Task brief: Extract the listing in its entirety, keeping each line identical to the original.

— START OF Information given —

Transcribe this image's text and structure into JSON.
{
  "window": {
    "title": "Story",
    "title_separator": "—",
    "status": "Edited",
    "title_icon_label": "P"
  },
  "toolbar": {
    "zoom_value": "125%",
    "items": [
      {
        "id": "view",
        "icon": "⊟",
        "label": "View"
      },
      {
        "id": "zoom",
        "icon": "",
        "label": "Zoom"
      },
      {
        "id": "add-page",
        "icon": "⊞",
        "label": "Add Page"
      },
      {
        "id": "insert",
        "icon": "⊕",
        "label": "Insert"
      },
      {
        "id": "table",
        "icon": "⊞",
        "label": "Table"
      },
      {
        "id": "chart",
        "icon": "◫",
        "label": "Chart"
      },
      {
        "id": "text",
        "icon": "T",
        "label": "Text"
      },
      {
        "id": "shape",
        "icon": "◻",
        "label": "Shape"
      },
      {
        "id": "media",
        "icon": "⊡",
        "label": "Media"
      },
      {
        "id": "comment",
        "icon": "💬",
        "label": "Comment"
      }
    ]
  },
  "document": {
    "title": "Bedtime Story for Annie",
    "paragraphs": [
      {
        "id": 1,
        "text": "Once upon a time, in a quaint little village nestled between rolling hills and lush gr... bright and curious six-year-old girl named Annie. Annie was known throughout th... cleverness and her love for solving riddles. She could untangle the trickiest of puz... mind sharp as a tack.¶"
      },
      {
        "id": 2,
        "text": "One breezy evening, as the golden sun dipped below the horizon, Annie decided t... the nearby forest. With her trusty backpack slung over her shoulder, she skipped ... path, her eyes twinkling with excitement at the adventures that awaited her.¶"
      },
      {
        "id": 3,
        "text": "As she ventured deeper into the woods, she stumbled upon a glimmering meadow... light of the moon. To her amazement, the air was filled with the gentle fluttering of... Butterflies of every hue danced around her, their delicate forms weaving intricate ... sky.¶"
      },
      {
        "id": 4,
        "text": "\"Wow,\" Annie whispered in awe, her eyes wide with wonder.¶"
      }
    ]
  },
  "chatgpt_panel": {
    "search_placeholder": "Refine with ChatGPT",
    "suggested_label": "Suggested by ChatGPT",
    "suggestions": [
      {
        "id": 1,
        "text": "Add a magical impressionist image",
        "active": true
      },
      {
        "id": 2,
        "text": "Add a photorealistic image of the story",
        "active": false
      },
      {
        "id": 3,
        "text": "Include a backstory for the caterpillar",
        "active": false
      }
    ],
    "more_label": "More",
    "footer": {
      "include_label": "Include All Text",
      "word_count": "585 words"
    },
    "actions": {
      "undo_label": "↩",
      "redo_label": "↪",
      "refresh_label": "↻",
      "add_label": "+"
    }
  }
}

— END OF Information given —

Task response:
Transcribe this image's text and structure into JSON.
{
  "window": {
    "title": "Story",
    "title_separator": "—",
    "status": "Edited",
    "title_icon_label": "P"
  },
  "toolbar": {
    "zoom_value": "125%",
    "items": [
      {
        "id": "view",
        "icon": "⊟",
        "label": "View"
      },
      {
        "id": "zoom",
        "icon": "",
        "label": "Zoom"
      },
      {
        "id": "add-page",
        "icon": "⊞",
        "label": "Add Page"
      },
      {
        "id": "insert",
        "icon": "⊕",
        "label": "Insert"
      },
      {
        "id": "table",
        "icon": "⊞",
        "label": "Table"
      },
      {
        "id": "chart",
        "icon": "◫",
        "label": "Chart"
      },
      {
        "id": "text",
        "icon": "T",
        "label": "Text"
      },
      {
        "id": "shape",
        "icon": "◻",
        "label": "Shape"
      },
      {
        "id": "media",
        "icon": "⊡",
        "label": "Media"
      },
      {
        "id": "comment",
        "icon": "💬",
        "label": "Comment"
      }
    ]
  },
  "document": {
    "title": "Bedtime Story for Annie",
    "paragraphs": [
      {
        "id": 1,
        "text": "Once upon a time, in a quaint little village nestled between rolling hills and lush gr... bright and curious six-year-old girl named Annie. Annie was known throughout th... cleverness and her love for solving riddles. She could untangle the trickiest of puz... mind sharp as a tack.¶"
      },
      {
        "id": 2,
        "text": "One breezy evening, as the golden sun dipped below the horizon, Annie decided t... the nearby forest. With her trusty backpack slung over her shoulder, she skipped ... path, her eyes twinkling with excitement at the adventures that awaited her.¶"
      },
      {
        "id": 3,
        "text": "As she ventured deeper into the woods, she stumbled upon a glimmering meadow... light of the moon. To her amazement, the air was filled with the gentle fluttering of... Butterflies of every hue danced around her, their delicate forms weaving intricate ... sky.¶"
      },
      {
        "id": 4,
        "text": "\"Wow,\" Annie whispered in awe, her eyes wide with wonder.¶"
      }
    ]
  },
  "chatgpt_panel": {
    "search_placeholder": "Refine with ChatGPT",
    "suggested_label": "Suggested by ChatGPT",
    "suggestions": [
      {
        "id": 1,
        "text": "Add a magical impressionist image",
        "active": true
      },
      {
        "id": 2,
        "text": "Add a photorealistic image of the story",
        "active": false
      },
      {
        "id": 3,
        "text": "Include a backstory for the caterpillar",
        "active": false
      }
    ],
    "more_label": "More",
    "footer": {
      "include_label": "Include All Text",
      "word_count": "585 words"
    },
    "actions": {
      "undo_label": "↩",
      "redo_label": "↪",
      "refresh_label": "↻",
      "add_label": "+"
    }
  }
}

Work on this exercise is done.